Each entry here needs to be set down again exactly, please; pictures are left out.

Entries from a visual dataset
(begin)

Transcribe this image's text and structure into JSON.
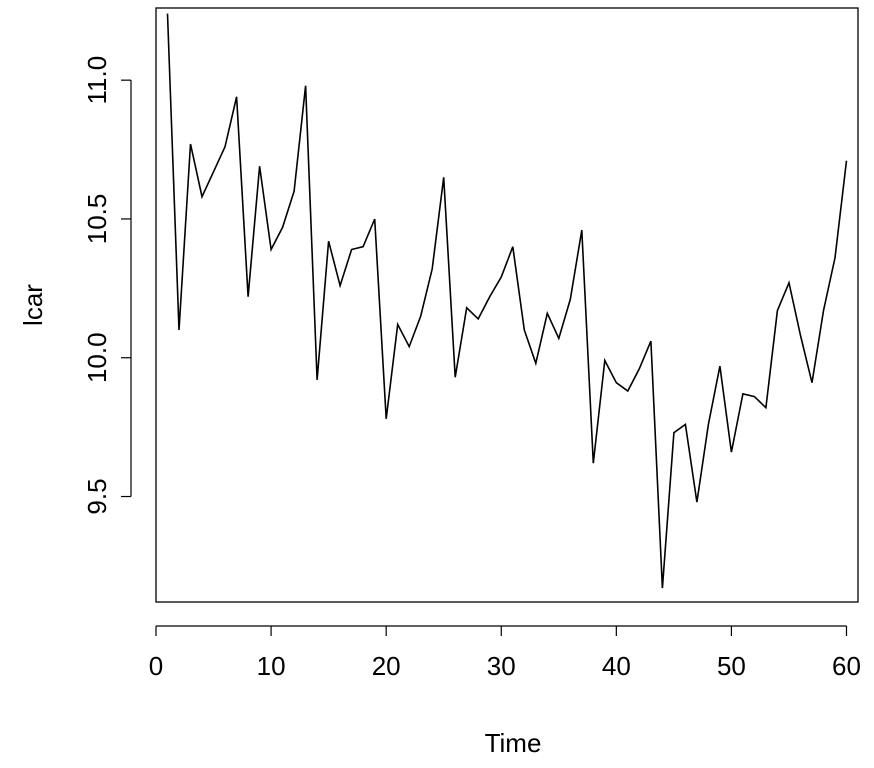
{
  "chart_data": {
    "type": "line",
    "title": "",
    "xlabel": "Time",
    "ylabel": "lcar",
    "xlim": [
      0,
      61
    ],
    "ylim": [
      9.12,
      11.26
    ],
    "x_ticks": [
      0,
      10,
      20,
      30,
      40,
      50,
      60
    ],
    "x_tick_labels": [
      "0",
      "10",
      "20",
      "30",
      "40",
      "50",
      "60"
    ],
    "y_ticks": [
      9.5,
      10.0,
      10.5,
      11.0
    ],
    "y_tick_labels": [
      "9.5",
      "10.0",
      "10.5",
      "11.0"
    ],
    "grid": false,
    "legend": false,
    "line_color": "#000000",
    "series": [
      {
        "x": [
          1,
          2,
          3,
          4,
          5,
          6,
          7,
          8,
          9,
          10,
          11,
          12,
          13,
          14,
          15,
          16,
          17,
          18,
          19,
          20,
          21,
          22,
          23,
          24,
          25,
          26,
          27,
          28,
          29,
          30,
          31,
          32,
          33,
          34,
          35,
          36,
          37,
          38,
          39,
          40,
          41,
          42,
          43,
          44,
          45,
          46,
          47,
          48,
          49,
          50,
          51,
          52,
          53,
          54,
          55,
          56,
          57,
          58,
          59,
          60
        ],
        "values": [
          11.24,
          10.1,
          10.77,
          10.58,
          10.67,
          10.76,
          10.94,
          10.22,
          10.69,
          10.39,
          10.47,
          10.6,
          10.98,
          9.92,
          10.42,
          10.26,
          10.39,
          10.4,
          10.5,
          9.78,
          10.12,
          10.04,
          10.15,
          10.32,
          10.65,
          9.93,
          10.18,
          10.14,
          10.22,
          10.29,
          10.4,
          10.1,
          9.98,
          10.16,
          10.07,
          10.21,
          10.46,
          9.62,
          9.99,
          9.91,
          9.88,
          9.96,
          10.06,
          9.17,
          9.73,
          9.76,
          9.48,
          9.76,
          9.97,
          9.66,
          9.87,
          9.86,
          9.82,
          10.17,
          10.27,
          10.08,
          9.91,
          10.17,
          10.36,
          10.71
        ]
      }
    ]
  }
}
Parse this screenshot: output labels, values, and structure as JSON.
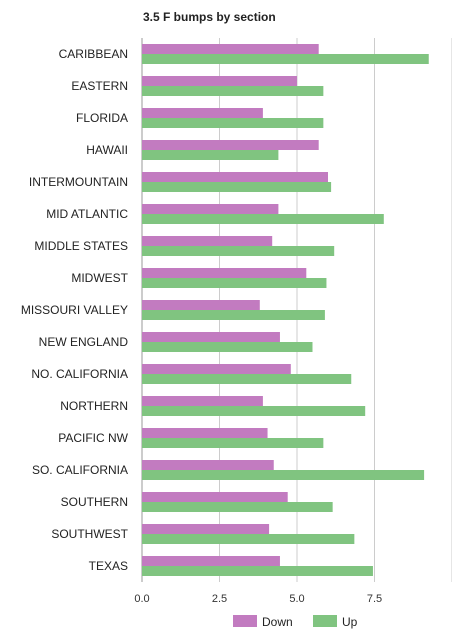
{
  "chart_data": {
    "type": "bar",
    "orientation": "horizontal",
    "title": "3.5 F bumps by section",
    "categories": [
      "CARIBBEAN",
      "EASTERN",
      "FLORIDA",
      "HAWAII",
      "INTERMOUNTAIN",
      "MID ATLANTIC",
      "MIDDLE STATES",
      "MIDWEST",
      "MISSOURI VALLEY",
      "NEW ENGLAND",
      "NO. CALIFORNIA",
      "NORTHERN",
      "PACIFIC NW",
      "SO. CALIFORNIA",
      "SOUTHERN",
      "SOUTHWEST",
      "TEXAS"
    ],
    "series": [
      {
        "name": "Down",
        "color": "#c27bc0",
        "values": [
          5.7,
          5.0,
          3.9,
          5.7,
          6.0,
          4.4,
          4.2,
          5.3,
          3.8,
          4.45,
          4.8,
          3.9,
          4.05,
          4.25,
          4.7,
          4.1,
          4.45
        ]
      },
      {
        "name": "Up",
        "color": "#80c480",
        "values": [
          9.25,
          5.85,
          5.85,
          4.4,
          6.1,
          7.8,
          6.2,
          5.95,
          5.9,
          5.5,
          6.75,
          7.2,
          5.85,
          9.1,
          6.15,
          6.85,
          7.45
        ]
      }
    ],
    "xlim": [
      0,
      10
    ],
    "xticks": [
      "0.0",
      "2.5",
      "5.0",
      "7.5"
    ],
    "xtick_values": [
      0,
      2.5,
      5,
      7.5
    ],
    "grid": true,
    "legend_position": "bottom"
  }
}
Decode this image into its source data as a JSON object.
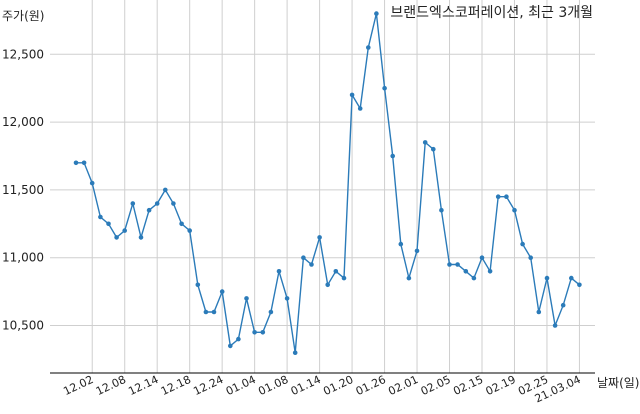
{
  "chart_data": {
    "type": "line",
    "title": "브랜드엑스코퍼레이션, 최근 3개월",
    "ylabel": "주가(원)",
    "xlabel": "날짜(일)",
    "ylim": [
      10150,
      12900
    ],
    "yticks": [
      10500,
      11000,
      11500,
      12000,
      12500
    ],
    "ytick_labels": [
      "10,500",
      "11,000",
      "11,500",
      "12,000",
      "12,500"
    ],
    "xtick_labels": [
      "12.02",
      "12.08",
      "12.14",
      "12.18",
      "12.24",
      "01.04",
      "01.08",
      "01.14",
      "01.20",
      "01.26",
      "02.01",
      "02.05",
      "02.15",
      "02.19",
      "02.25",
      "21.03.04"
    ],
    "xtick_index": [
      2,
      6,
      10,
      14,
      18,
      22,
      26,
      30,
      34,
      38,
      42,
      46,
      50,
      54,
      58,
      62
    ],
    "grid": true,
    "color": "#2b7bb9",
    "series": [
      {
        "values": [
          11700,
          11700,
          11550,
          11300,
          11250,
          11150,
          11200,
          11400,
          11150,
          11350,
          11400,
          11500,
          11400,
          11250,
          11200,
          10800,
          10600,
          10600,
          10750,
          10350,
          10400,
          10700,
          10450,
          10450,
          10600,
          10900,
          10700,
          10300,
          11000,
          10950,
          11150,
          10800,
          10900,
          10850,
          12200,
          12100,
          12550,
          12800,
          12250,
          11750,
          11100,
          10850,
          11050,
          11850,
          11800,
          11350,
          10950,
          10950,
          10900,
          10850,
          11000,
          10900,
          11450,
          11450,
          11350,
          11100,
          11000,
          10600,
          10850,
          10500,
          10650,
          10850,
          10800
        ]
      }
    ]
  }
}
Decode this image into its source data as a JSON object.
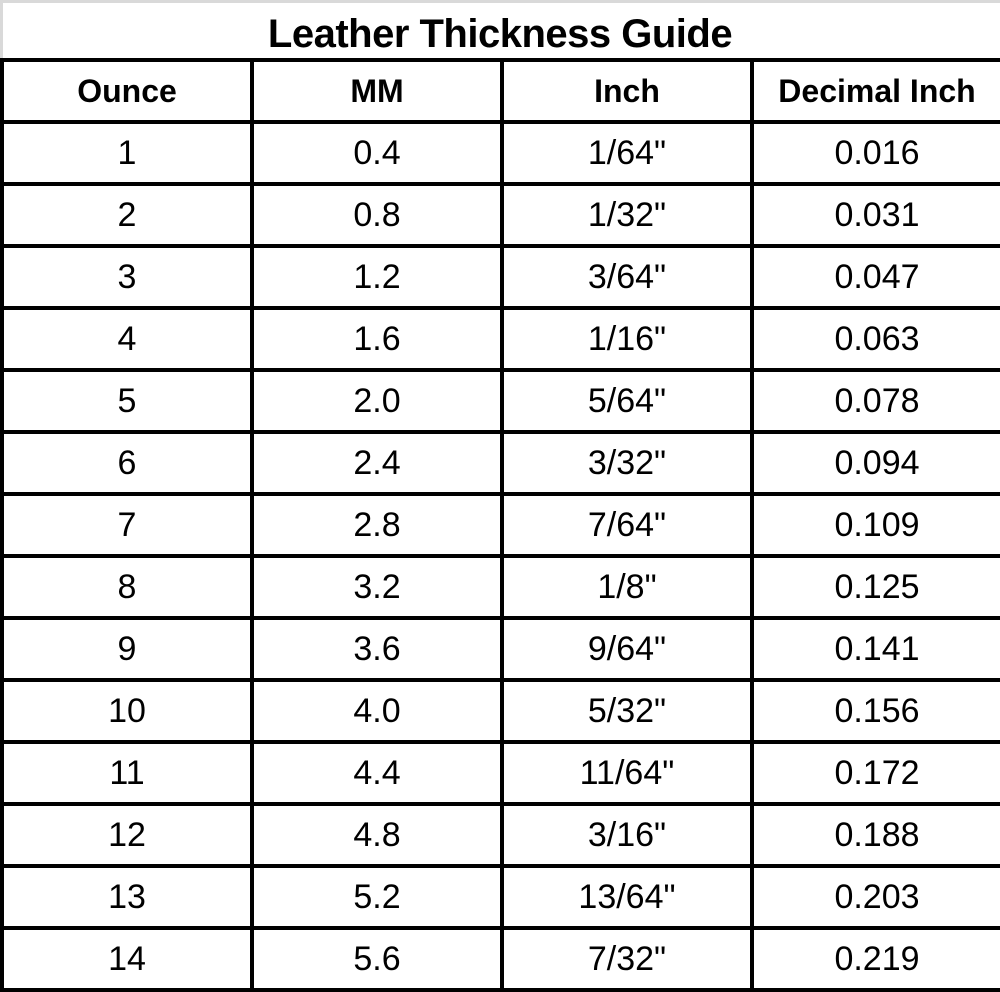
{
  "title": "Leather Thickness Guide",
  "headers": [
    "Ounce",
    "MM",
    "Inch",
    "Decimal Inch"
  ],
  "rows": [
    [
      "1",
      "0.4",
      "1/64\"",
      "0.016"
    ],
    [
      "2",
      "0.8",
      "1/32\"",
      "0.031"
    ],
    [
      "3",
      "1.2",
      "3/64\"",
      "0.047"
    ],
    [
      "4",
      "1.6",
      "1/16\"",
      "0.063"
    ],
    [
      "5",
      "2.0",
      "5/64\"",
      "0.078"
    ],
    [
      "6",
      "2.4",
      "3/32\"",
      "0.094"
    ],
    [
      "7",
      "2.8",
      "7/64\"",
      "0.109"
    ],
    [
      "8",
      "3.2",
      "1/8\"",
      "0.125"
    ],
    [
      "9",
      "3.6",
      "9/64\"",
      "0.141"
    ],
    [
      "10",
      "4.0",
      "5/32\"",
      "0.156"
    ],
    [
      "11",
      "4.4",
      "11/64\"",
      "0.172"
    ],
    [
      "12",
      "4.8",
      "3/16\"",
      "0.188"
    ],
    [
      "13",
      "5.2",
      "13/64\"",
      "0.203"
    ],
    [
      "14",
      "5.6",
      "7/32\"",
      "0.219"
    ]
  ]
}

(end)

• Final result
Transcribe this image's text and structure into JSON.
{
  "chart_data": {
    "type": "line",
    "title": "",
    "xlabel": "Time",
    "ylabel": "lcar",
    "xlim": [
      0,
      61
    ],
    "ylim": [
      9.12,
      11.26
    ],
    "x_ticks": [
      0,
      10,
      20,
      30,
      40,
      50,
      60
    ],
    "x_tick_labels": [
      "0",
      "10",
      "20",
      "30",
      "40",
      "50",
      "60"
    ],
    "y_ticks": [
      9.5,
      10.0,
      10.5,
      11.0
    ],
    "y_tick_labels": [
      "9.5",
      "10.0",
      "10.5",
      "11.0"
    ],
    "grid": false,
    "legend": false,
    "line_color": "#000000",
    "series": [
      {
        "x": [
          1,
          2,
          3,
          4,
          5,
          6,
          7,
          8,
          9,
          10,
          11,
          12,
          13,
          14,
          15,
          16,
          17,
          18,
          19,
          20,
          21,
          22,
          23,
          24,
          25,
          26,
          27,
          28,
          29,
          30,
          31,
          32,
          33,
          34,
          35,
          36,
          37,
          38,
          39,
          40,
          41,
          42,
          43,
          44,
          45,
          46,
          47,
          48,
          49,
          50,
          51,
          52,
          53,
          54,
          55,
          56,
          57,
          58,
          59,
          60
        ],
        "values": [
          11.24,
          10.1,
          10.77,
          10.58,
          10.67,
          10.76,
          10.94,
          10.22,
          10.69,
          10.39,
          10.47,
          10.6,
          10.98,
          9.92,
          10.42,
          10.26,
          10.39,
          10.4,
          10.5,
          9.78,
          10.12,
          10.04,
          10.15,
          10.32,
          10.65,
          9.93,
          10.18,
          10.14,
          10.22,
          10.29,
          10.4,
          10.1,
          9.98,
          10.16,
          10.07,
          10.21,
          10.46,
          9.62,
          9.99,
          9.91,
          9.88,
          9.96,
          10.06,
          9.17,
          9.73,
          9.76,
          9.48,
          9.76,
          9.97,
          9.66,
          9.87,
          9.86,
          9.82,
          10.17,
          10.27,
          10.08,
          9.91,
          10.17,
          10.36,
          10.71
        ]
      }
    ]
  }
}
Parse this screenshot: output labels, values, and structure as JSON.
{
  "chart_data": {
    "type": "bar",
    "orientation": "horizontal",
    "title": "3.5 F bumps by section",
    "categories": [
      "CARIBBEAN",
      "EASTERN",
      "FLORIDA",
      "HAWAII",
      "INTERMOUNTAIN",
      "MID ATLANTIC",
      "MIDDLE STATES",
      "MIDWEST",
      "MISSOURI VALLEY",
      "NEW ENGLAND",
      "NO. CALIFORNIA",
      "NORTHERN",
      "PACIFIC NW",
      "SO. CALIFORNIA",
      "SOUTHERN",
      "SOUTHWEST",
      "TEXAS"
    ],
    "series": [
      {
        "name": "Down",
        "color": "#c27bc0",
        "values": [
          5.7,
          5.0,
          3.9,
          5.7,
          6.0,
          4.4,
          4.2,
          5.3,
          3.8,
          4.45,
          4.8,
          3.9,
          4.05,
          4.25,
          4.7,
          4.1,
          4.45
        ]
      },
      {
        "name": "Up",
        "color": "#80c480",
        "values": [
          9.25,
          5.85,
          5.85,
          4.4,
          6.1,
          7.8,
          6.2,
          5.95,
          5.9,
          5.5,
          6.75,
          7.2,
          5.85,
          9.1,
          6.15,
          6.85,
          7.45
        ]
      }
    ],
    "xlim": [
      0,
      10
    ],
    "xticks": [
      "0.0",
      "2.5",
      "5.0",
      "7.5"
    ],
    "xtick_values": [
      0,
      2.5,
      5,
      7.5
    ],
    "grid": true,
    "legend_position": "bottom"
  }
}
Decode this image into its source data as a JSON object.
{
  "chart_data": {
    "type": "line",
    "title": "브랜드엑스코퍼레이션, 최근 3개월",
    "ylabel": "주가(원)",
    "xlabel": "날짜(일)",
    "ylim": [
      10150,
      12900
    ],
    "yticks": [
      10500,
      11000,
      11500,
      12000,
      12500
    ],
    "ytick_labels": [
      "10,500",
      "11,000",
      "11,500",
      "12,000",
      "12,500"
    ],
    "xtick_labels": [
      "12.02",
      "12.08",
      "12.14",
      "12.18",
      "12.24",
      "01.04",
      "01.08",
      "01.14",
      "01.20",
      "01.26",
      "02.01",
      "02.05",
      "02.15",
      "02.19",
      "02.25",
      "21.03.04"
    ],
    "xtick_index": [
      2,
      6,
      10,
      14,
      18,
      22,
      26,
      30,
      34,
      38,
      42,
      46,
      50,
      54,
      58,
      62
    ],
    "grid": true,
    "color": "#2b7bb9",
    "series": [
      {
        "values": [
          11700,
          11700,
          11550,
          11300,
          11250,
          11150,
          11200,
          11400,
          11150,
          11350,
          11400,
          11500,
          11400,
          11250,
          11200,
          10800,
          10600,
          10600,
          10750,
          10350,
          10400,
          10700,
          10450,
          10450,
          10600,
          10900,
          10700,
          10300,
          11000,
          10950,
          11150,
          10800,
          10900,
          10850,
          12200,
          12100,
          12550,
          12800,
          12250,
          11750,
          11100,
          10850,
          11050,
          11850,
          11800,
          11350,
          10950,
          10950,
          10900,
          10850,
          11000,
          10900,
          11450,
          11450,
          11350,
          11100,
          11000,
          10600,
          10850,
          10500,
          10650,
          10850,
          10800
        ]
      }
    ]
  }
}
Decode this image into its source data as a JSON object.
{
  "title": "Leather Thickness Guide",
  "headers": [
    "Ounce",
    "MM",
    "Inch",
    "Decimal Inch"
  ],
  "rows": [
    [
      "1",
      "0.4",
      "1/64\"",
      "0.016"
    ],
    [
      "2",
      "0.8",
      "1/32\"",
      "0.031"
    ],
    [
      "3",
      "1.2",
      "3/64\"",
      "0.047"
    ],
    [
      "4",
      "1.6",
      "1/16\"",
      "0.063"
    ],
    [
      "5",
      "2.0",
      "5/64\"",
      "0.078"
    ],
    [
      "6",
      "2.4",
      "3/32\"",
      "0.094"
    ],
    [
      "7",
      "2.8",
      "7/64\"",
      "0.109"
    ],
    [
      "8",
      "3.2",
      "1/8\"",
      "0.125"
    ],
    [
      "9",
      "3.6",
      "9/64\"",
      "0.141"
    ],
    [
      "10",
      "4.0",
      "5/32\"",
      "0.156"
    ],
    [
      "11",
      "4.4",
      "11/64\"",
      "0.172"
    ],
    [
      "12",
      "4.8",
      "3/16\"",
      "0.188"
    ],
    [
      "13",
      "5.2",
      "13/64\"",
      "0.203"
    ],
    [
      "14",
      "5.6",
      "7/32\"",
      "0.219"
    ]
  ]
}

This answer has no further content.